BEGIN RECORD EXTRACTS
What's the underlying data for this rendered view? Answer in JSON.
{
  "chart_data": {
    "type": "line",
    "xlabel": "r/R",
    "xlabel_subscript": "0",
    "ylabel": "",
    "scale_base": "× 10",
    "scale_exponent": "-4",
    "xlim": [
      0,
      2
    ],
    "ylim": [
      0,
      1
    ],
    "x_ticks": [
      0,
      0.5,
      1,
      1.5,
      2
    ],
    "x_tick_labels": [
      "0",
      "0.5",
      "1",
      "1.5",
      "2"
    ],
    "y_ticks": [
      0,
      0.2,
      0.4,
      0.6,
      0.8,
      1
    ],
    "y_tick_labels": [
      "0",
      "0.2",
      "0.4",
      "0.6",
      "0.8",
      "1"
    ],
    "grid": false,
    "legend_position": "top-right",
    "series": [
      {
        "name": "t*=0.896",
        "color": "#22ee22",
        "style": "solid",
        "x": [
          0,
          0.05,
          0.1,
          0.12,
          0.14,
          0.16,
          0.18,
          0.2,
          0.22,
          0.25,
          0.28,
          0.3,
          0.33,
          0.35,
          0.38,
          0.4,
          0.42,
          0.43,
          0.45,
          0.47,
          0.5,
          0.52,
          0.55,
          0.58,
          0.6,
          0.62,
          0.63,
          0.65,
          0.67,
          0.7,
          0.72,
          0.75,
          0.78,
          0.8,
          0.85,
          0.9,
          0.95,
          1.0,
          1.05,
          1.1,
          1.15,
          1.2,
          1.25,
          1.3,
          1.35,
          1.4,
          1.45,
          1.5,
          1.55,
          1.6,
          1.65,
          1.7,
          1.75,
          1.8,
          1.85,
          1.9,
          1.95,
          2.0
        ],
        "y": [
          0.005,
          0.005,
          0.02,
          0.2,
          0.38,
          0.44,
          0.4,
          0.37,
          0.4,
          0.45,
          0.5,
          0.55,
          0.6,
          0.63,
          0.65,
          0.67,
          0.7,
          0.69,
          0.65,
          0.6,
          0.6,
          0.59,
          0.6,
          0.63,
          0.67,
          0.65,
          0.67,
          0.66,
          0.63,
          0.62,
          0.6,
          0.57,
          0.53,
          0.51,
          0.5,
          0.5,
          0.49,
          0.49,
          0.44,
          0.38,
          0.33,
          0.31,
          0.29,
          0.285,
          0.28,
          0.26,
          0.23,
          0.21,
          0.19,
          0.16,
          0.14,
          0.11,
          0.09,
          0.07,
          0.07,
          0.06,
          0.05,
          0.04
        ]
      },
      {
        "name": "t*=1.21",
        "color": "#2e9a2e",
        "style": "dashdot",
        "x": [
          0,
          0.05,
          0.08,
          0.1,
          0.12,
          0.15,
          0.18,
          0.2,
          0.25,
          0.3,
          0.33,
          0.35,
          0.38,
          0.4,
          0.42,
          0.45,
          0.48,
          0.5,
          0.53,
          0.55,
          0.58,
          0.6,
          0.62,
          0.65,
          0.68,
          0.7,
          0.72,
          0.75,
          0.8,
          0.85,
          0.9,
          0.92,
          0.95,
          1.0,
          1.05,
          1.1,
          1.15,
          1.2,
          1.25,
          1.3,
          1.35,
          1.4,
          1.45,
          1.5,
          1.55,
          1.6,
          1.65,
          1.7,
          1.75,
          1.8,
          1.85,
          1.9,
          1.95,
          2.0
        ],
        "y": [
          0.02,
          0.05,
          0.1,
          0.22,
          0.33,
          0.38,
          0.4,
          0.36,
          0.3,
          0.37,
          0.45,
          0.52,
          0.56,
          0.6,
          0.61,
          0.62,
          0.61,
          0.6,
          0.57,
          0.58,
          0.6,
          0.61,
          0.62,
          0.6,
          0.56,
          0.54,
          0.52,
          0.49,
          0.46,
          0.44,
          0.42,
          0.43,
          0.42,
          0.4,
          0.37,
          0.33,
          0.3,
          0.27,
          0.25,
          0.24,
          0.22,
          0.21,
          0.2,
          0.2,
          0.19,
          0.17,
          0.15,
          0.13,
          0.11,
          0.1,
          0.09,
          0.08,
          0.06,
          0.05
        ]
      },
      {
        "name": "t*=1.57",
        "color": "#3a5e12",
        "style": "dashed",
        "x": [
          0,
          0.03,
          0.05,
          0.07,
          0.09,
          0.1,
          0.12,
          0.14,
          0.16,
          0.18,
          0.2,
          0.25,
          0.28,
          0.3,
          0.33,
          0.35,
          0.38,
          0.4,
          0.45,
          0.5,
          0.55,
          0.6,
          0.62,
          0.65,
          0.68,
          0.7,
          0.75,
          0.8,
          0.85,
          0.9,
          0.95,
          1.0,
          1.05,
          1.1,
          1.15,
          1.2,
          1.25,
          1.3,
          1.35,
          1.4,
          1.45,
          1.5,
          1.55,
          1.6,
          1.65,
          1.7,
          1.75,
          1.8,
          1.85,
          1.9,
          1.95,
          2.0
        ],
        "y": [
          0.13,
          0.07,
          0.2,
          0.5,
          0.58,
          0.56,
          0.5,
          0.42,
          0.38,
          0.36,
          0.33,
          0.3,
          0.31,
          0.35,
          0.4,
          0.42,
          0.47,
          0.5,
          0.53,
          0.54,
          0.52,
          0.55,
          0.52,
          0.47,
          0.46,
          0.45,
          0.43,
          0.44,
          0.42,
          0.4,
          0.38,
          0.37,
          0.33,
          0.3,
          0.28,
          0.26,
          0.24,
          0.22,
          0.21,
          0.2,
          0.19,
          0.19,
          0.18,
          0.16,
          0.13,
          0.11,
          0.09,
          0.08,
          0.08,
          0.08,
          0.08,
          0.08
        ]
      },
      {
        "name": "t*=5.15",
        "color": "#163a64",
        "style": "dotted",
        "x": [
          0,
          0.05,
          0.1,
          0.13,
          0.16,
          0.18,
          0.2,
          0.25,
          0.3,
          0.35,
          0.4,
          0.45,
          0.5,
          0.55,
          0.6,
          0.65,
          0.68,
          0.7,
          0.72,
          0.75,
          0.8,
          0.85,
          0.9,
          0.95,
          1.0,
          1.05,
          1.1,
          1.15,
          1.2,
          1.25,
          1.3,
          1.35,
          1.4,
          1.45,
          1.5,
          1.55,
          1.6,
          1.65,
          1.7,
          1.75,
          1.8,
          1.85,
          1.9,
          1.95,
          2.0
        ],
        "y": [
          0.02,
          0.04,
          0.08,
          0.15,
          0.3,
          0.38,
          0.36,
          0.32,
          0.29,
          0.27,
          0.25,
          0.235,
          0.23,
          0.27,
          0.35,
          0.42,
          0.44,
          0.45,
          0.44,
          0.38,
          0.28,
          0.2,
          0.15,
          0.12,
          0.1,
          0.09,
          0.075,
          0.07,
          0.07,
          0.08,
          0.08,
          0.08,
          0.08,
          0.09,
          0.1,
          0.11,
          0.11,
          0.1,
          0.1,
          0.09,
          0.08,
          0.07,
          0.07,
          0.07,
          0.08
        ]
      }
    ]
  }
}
END RECORD EXTRACTS
#### WHAT THE EXERCISE ASKS
Extract the listing in its entirety, matching it exactly.

#### TASK ANSWER
What's the underlying data for this rendered view? Answer in JSON.
{
  "chart_data": {
    "type": "line",
    "xlabel": "r/R",
    "xlabel_subscript": "0",
    "ylabel": "",
    "scale_base": "× 10",
    "scale_exponent": "-4",
    "xlim": [
      0,
      2
    ],
    "ylim": [
      0,
      1
    ],
    "x_ticks": [
      0,
      0.5,
      1,
      1.5,
      2
    ],
    "x_tick_labels": [
      "0",
      "0.5",
      "1",
      "1.5",
      "2"
    ],
    "y_ticks": [
      0,
      0.2,
      0.4,
      0.6,
      0.8,
      1
    ],
    "y_tick_labels": [
      "0",
      "0.2",
      "0.4",
      "0.6",
      "0.8",
      "1"
    ],
    "grid": false,
    "legend_position": "top-right",
    "series": [
      {
        "name": "t*=0.896",
        "color": "#22ee22",
        "style": "solid",
        "x": [
          0,
          0.05,
          0.1,
          0.12,
          0.14,
          0.16,
          0.18,
          0.2,
          0.22,
          0.25,
          0.28,
          0.3,
          0.33,
          0.35,
          0.38,
          0.4,
          0.42,
          0.43,
          0.45,
          0.47,
          0.5,
          0.52,
          0.55,
          0.58,
          0.6,
          0.62,
          0.63,
          0.65,
          0.67,
          0.7,
          0.72,
          0.75,
          0.78,
          0.8,
          0.85,
          0.9,
          0.95,
          1.0,
          1.05,
          1.1,
          1.15,
          1.2,
          1.25,
          1.3,
          1.35,
          1.4,
          1.45,
          1.5,
          1.55,
          1.6,
          1.65,
          1.7,
          1.75,
          1.8,
          1.85,
          1.9,
          1.95,
          2.0
        ],
        "y": [
          0.005,
          0.005,
          0.02,
          0.2,
          0.38,
          0.44,
          0.4,
          0.37,
          0.4,
          0.45,
          0.5,
          0.55,
          0.6,
          0.63,
          0.65,
          0.67,
          0.7,
          0.69,
          0.65,
          0.6,
          0.6,
          0.59,
          0.6,
          0.63,
          0.67,
          0.65,
          0.67,
          0.66,
          0.63,
          0.62,
          0.6,
          0.57,
          0.53,
          0.51,
          0.5,
          0.5,
          0.49,
          0.49,
          0.44,
          0.38,
          0.33,
          0.31,
          0.29,
          0.285,
          0.28,
          0.26,
          0.23,
          0.21,
          0.19,
          0.16,
          0.14,
          0.11,
          0.09,
          0.07,
          0.07,
          0.06,
          0.05,
          0.04
        ]
      },
      {
        "name": "t*=1.21",
        "color": "#2e9a2e",
        "style": "dashdot",
        "x": [
          0,
          0.05,
          0.08,
          0.1,
          0.12,
          0.15,
          0.18,
          0.2,
          0.25,
          0.3,
          0.33,
          0.35,
          0.38,
          0.4,
          0.42,
          0.45,
          0.48,
          0.5,
          0.53,
          0.55,
          0.58,
          0.6,
          0.62,
          0.65,
          0.68,
          0.7,
          0.72,
          0.75,
          0.8,
          0.85,
          0.9,
          0.92,
          0.95,
          1.0,
          1.05,
          1.1,
          1.15,
          1.2,
          1.25,
          1.3,
          1.35,
          1.4,
          1.45,
          1.5,
          1.55,
          1.6,
          1.65,
          1.7,
          1.75,
          1.8,
          1.85,
          1.9,
          1.95,
          2.0
        ],
        "y": [
          0.02,
          0.05,
          0.1,
          0.22,
          0.33,
          0.38,
          0.4,
          0.36,
          0.3,
          0.37,
          0.45,
          0.52,
          0.56,
          0.6,
          0.61,
          0.62,
          0.61,
          0.6,
          0.57,
          0.58,
          0.6,
          0.61,
          0.62,
          0.6,
          0.56,
          0.54,
          0.52,
          0.49,
          0.46,
          0.44,
          0.42,
          0.43,
          0.42,
          0.4,
          0.37,
          0.33,
          0.3,
          0.27,
          0.25,
          0.24,
          0.22,
          0.21,
          0.2,
          0.2,
          0.19,
          0.17,
          0.15,
          0.13,
          0.11,
          0.1,
          0.09,
          0.08,
          0.06,
          0.05
        ]
      },
      {
        "name": "t*=1.57",
        "color": "#3a5e12",
        "style": "dashed",
        "x": [
          0,
          0.03,
          0.05,
          0.07,
          0.09,
          0.1,
          0.12,
          0.14,
          0.16,
          0.18,
          0.2,
          0.25,
          0.28,
          0.3,
          0.33,
          0.35,
          0.38,
          0.4,
          0.45,
          0.5,
          0.55,
          0.6,
          0.62,
          0.65,
          0.68,
          0.7,
          0.75,
          0.8,
          0.85,
          0.9,
          0.95,
          1.0,
          1.05,
          1.1,
          1.15,
          1.2,
          1.25,
          1.3,
          1.35,
          1.4,
          1.45,
          1.5,
          1.55,
          1.6,
          1.65,
          1.7,
          1.75,
          1.8,
          1.85,
          1.9,
          1.95,
          2.0
        ],
        "y": [
          0.13,
          0.07,
          0.2,
          0.5,
          0.58,
          0.56,
          0.5,
          0.42,
          0.38,
          0.36,
          0.33,
          0.3,
          0.31,
          0.35,
          0.4,
          0.42,
          0.47,
          0.5,
          0.53,
          0.54,
          0.52,
          0.55,
          0.52,
          0.47,
          0.46,
          0.45,
          0.43,
          0.44,
          0.42,
          0.4,
          0.38,
          0.37,
          0.33,
          0.3,
          0.28,
          0.26,
          0.24,
          0.22,
          0.21,
          0.2,
          0.19,
          0.19,
          0.18,
          0.16,
          0.13,
          0.11,
          0.09,
          0.08,
          0.08,
          0.08,
          0.08,
          0.08
        ]
      },
      {
        "name": "t*=5.15",
        "color": "#163a64",
        "style": "dotted",
        "x": [
          0,
          0.05,
          0.1,
          0.13,
          0.16,
          0.18,
          0.2,
          0.25,
          0.3,
          0.35,
          0.4,
          0.45,
          0.5,
          0.55,
          0.6,
          0.65,
          0.68,
          0.7,
          0.72,
          0.75,
          0.8,
          0.85,
          0.9,
          0.95,
          1.0,
          1.05,
          1.1,
          1.15,
          1.2,
          1.25,
          1.3,
          1.35,
          1.4,
          1.45,
          1.5,
          1.55,
          1.6,
          1.65,
          1.7,
          1.75,
          1.8,
          1.85,
          1.9,
          1.95,
          2.0
        ],
        "y": [
          0.02,
          0.04,
          0.08,
          0.15,
          0.3,
          0.38,
          0.36,
          0.32,
          0.29,
          0.27,
          0.25,
          0.235,
          0.23,
          0.27,
          0.35,
          0.42,
          0.44,
          0.45,
          0.44,
          0.38,
          0.28,
          0.2,
          0.15,
          0.12,
          0.1,
          0.09,
          0.075,
          0.07,
          0.07,
          0.08,
          0.08,
          0.08,
          0.08,
          0.09,
          0.1,
          0.11,
          0.11,
          0.1,
          0.1,
          0.09,
          0.08,
          0.07,
          0.07,
          0.07,
          0.08
        ]
      }
    ]
  }
}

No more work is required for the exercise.